• _Exercise_
Show only lines that include "bundle".

Records from a collection:
==================================================
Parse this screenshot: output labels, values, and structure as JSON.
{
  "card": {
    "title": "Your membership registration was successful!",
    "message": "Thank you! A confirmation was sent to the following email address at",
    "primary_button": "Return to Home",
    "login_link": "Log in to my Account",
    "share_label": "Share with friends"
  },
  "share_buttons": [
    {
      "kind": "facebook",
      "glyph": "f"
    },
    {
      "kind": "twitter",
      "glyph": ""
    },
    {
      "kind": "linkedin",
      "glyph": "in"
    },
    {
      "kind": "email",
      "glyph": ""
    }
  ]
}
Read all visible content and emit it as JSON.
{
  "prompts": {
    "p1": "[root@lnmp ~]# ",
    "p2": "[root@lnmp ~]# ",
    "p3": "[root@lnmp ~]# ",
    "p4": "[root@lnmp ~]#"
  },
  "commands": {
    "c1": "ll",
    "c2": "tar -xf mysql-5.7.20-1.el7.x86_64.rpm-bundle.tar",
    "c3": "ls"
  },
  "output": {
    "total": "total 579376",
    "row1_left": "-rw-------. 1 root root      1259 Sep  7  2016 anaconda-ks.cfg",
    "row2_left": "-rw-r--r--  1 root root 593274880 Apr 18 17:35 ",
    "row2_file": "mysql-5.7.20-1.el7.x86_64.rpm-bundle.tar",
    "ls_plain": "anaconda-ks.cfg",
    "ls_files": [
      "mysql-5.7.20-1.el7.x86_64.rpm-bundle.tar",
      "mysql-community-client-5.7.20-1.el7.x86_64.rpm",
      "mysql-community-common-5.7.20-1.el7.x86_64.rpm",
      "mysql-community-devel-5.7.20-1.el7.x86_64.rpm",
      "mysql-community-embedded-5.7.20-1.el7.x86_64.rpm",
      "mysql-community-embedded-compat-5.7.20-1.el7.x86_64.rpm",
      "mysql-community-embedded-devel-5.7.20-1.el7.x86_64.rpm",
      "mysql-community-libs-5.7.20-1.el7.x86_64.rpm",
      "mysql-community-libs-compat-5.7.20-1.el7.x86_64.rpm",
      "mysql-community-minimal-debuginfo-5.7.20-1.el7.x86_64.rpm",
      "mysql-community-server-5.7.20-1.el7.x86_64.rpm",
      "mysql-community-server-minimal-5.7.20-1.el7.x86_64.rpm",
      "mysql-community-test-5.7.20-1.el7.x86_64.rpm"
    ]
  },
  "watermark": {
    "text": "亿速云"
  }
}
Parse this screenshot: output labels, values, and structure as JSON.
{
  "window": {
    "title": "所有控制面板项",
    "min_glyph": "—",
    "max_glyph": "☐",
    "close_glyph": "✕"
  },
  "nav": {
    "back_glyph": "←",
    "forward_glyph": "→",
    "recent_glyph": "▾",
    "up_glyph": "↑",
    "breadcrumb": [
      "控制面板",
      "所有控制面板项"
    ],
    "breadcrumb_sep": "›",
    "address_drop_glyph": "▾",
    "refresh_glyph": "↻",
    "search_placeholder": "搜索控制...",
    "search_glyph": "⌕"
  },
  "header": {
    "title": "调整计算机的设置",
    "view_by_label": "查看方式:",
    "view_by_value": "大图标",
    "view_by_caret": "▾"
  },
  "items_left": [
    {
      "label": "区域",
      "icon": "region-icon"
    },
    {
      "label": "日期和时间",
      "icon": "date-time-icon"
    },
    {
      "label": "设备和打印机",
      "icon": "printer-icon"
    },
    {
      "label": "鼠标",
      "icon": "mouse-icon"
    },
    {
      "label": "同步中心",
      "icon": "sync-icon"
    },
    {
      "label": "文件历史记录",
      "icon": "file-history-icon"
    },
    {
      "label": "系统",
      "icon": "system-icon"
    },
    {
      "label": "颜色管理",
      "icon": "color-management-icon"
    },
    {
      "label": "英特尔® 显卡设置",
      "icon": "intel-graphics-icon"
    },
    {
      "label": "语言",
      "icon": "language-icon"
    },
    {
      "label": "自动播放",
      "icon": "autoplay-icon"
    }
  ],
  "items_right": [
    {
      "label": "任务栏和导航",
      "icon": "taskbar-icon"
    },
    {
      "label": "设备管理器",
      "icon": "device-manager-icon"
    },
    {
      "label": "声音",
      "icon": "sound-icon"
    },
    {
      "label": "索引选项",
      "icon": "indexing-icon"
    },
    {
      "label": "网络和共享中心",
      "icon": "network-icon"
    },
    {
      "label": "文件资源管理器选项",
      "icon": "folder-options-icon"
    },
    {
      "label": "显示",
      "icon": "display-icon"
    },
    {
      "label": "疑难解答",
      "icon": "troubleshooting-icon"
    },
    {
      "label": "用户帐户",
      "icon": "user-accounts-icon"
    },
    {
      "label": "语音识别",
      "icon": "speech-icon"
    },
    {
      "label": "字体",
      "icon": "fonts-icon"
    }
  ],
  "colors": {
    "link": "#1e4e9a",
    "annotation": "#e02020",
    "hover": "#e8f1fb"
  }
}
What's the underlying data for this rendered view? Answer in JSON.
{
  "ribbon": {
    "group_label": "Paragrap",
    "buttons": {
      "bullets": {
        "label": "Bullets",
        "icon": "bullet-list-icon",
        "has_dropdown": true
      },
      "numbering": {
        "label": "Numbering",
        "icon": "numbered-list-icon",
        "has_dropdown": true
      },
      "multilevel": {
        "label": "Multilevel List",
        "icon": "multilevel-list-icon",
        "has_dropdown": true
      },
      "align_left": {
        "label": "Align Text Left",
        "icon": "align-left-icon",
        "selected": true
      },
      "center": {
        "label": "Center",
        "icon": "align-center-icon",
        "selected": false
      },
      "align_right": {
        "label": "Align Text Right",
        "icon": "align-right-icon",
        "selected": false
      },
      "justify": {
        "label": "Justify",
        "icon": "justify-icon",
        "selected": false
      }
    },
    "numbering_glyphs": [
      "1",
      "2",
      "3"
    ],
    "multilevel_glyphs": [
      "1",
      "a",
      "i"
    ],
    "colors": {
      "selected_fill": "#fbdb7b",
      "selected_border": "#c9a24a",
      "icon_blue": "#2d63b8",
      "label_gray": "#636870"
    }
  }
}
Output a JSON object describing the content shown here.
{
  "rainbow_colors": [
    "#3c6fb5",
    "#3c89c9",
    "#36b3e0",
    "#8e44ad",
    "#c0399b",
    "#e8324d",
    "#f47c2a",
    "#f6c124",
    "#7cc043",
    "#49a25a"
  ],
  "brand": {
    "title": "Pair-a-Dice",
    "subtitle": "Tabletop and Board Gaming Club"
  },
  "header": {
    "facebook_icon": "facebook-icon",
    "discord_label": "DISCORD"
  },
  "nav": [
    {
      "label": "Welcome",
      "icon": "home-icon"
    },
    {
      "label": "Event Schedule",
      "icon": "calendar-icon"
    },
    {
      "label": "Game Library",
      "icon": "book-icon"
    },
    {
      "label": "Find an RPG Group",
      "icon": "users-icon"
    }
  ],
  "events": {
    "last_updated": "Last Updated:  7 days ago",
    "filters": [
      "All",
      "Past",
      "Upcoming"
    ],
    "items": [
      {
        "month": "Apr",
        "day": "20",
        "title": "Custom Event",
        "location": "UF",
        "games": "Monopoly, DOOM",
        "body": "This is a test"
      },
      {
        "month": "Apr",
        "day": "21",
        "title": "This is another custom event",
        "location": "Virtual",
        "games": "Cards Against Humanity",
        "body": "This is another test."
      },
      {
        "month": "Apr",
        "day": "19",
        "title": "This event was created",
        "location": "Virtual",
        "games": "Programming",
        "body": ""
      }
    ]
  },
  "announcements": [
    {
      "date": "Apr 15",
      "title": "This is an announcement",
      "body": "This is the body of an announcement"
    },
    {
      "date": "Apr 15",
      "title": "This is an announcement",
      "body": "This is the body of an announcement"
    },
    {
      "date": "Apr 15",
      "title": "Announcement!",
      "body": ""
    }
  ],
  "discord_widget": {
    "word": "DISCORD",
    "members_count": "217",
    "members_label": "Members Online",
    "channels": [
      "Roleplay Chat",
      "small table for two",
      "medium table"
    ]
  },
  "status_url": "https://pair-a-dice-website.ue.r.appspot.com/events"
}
==================================================
• _Solution to this problem_
    "c2": "tar -xf mysql-5.7.20-1.el7.x86_64.rpm-bundle.tar",
    "row2_file": "mysql-5.7.20-1.el7.x86_64.rpm-bundle.tar",
      "mysql-5.7.20-1.el7.x86_64.rpm-bundle.tar",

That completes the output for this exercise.